> [Prompt]
Your task is to locate every line holding the string "this" and to copy each of them.

> [Record list]
◆ ◆ ◆ ◆ ◆ ◆ ◆
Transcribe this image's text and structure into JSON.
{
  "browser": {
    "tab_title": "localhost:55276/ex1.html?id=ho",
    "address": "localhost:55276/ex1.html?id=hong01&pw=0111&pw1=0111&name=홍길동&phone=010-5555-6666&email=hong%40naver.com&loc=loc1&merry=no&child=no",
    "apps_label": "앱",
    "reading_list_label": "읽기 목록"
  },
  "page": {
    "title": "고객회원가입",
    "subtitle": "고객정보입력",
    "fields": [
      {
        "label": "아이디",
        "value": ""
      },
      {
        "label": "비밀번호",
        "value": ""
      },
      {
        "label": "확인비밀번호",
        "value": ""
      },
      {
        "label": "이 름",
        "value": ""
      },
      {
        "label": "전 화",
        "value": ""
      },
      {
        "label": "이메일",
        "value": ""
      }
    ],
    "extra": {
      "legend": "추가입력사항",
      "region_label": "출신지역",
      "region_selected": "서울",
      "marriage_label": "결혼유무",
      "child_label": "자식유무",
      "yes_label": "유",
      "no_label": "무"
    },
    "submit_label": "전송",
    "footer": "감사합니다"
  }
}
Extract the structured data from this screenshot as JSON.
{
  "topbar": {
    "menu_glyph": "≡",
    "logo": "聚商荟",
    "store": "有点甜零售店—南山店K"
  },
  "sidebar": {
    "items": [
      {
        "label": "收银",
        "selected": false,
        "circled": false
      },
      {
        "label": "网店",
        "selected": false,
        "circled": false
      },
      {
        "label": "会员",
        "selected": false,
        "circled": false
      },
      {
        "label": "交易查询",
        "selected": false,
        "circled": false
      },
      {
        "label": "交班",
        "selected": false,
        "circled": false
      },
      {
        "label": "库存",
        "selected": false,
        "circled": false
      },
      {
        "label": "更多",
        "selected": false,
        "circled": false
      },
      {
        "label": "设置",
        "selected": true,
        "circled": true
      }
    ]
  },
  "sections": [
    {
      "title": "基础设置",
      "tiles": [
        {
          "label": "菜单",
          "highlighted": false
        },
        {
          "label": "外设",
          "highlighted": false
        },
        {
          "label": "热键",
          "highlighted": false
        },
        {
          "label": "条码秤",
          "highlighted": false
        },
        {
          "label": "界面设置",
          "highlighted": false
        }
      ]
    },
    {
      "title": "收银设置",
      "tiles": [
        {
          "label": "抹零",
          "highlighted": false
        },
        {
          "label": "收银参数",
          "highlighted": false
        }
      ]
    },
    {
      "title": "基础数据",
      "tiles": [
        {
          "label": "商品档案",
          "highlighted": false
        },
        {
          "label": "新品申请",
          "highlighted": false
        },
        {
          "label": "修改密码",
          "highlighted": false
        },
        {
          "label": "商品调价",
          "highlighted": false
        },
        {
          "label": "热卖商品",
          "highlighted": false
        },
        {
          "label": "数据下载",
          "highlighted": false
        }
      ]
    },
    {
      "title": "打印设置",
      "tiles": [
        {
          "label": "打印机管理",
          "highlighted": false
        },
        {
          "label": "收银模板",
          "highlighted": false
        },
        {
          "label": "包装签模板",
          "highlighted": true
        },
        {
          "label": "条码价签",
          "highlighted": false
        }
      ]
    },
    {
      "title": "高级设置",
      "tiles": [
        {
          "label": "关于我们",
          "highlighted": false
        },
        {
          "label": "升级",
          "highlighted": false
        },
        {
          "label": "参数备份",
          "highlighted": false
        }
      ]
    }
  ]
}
◆ ◆ ◆ ◆ ◆ ◆ ◆
> [In response]
Transcribe this image's text and structure into JSON.
Extract the structured data from this screenshot as JSON.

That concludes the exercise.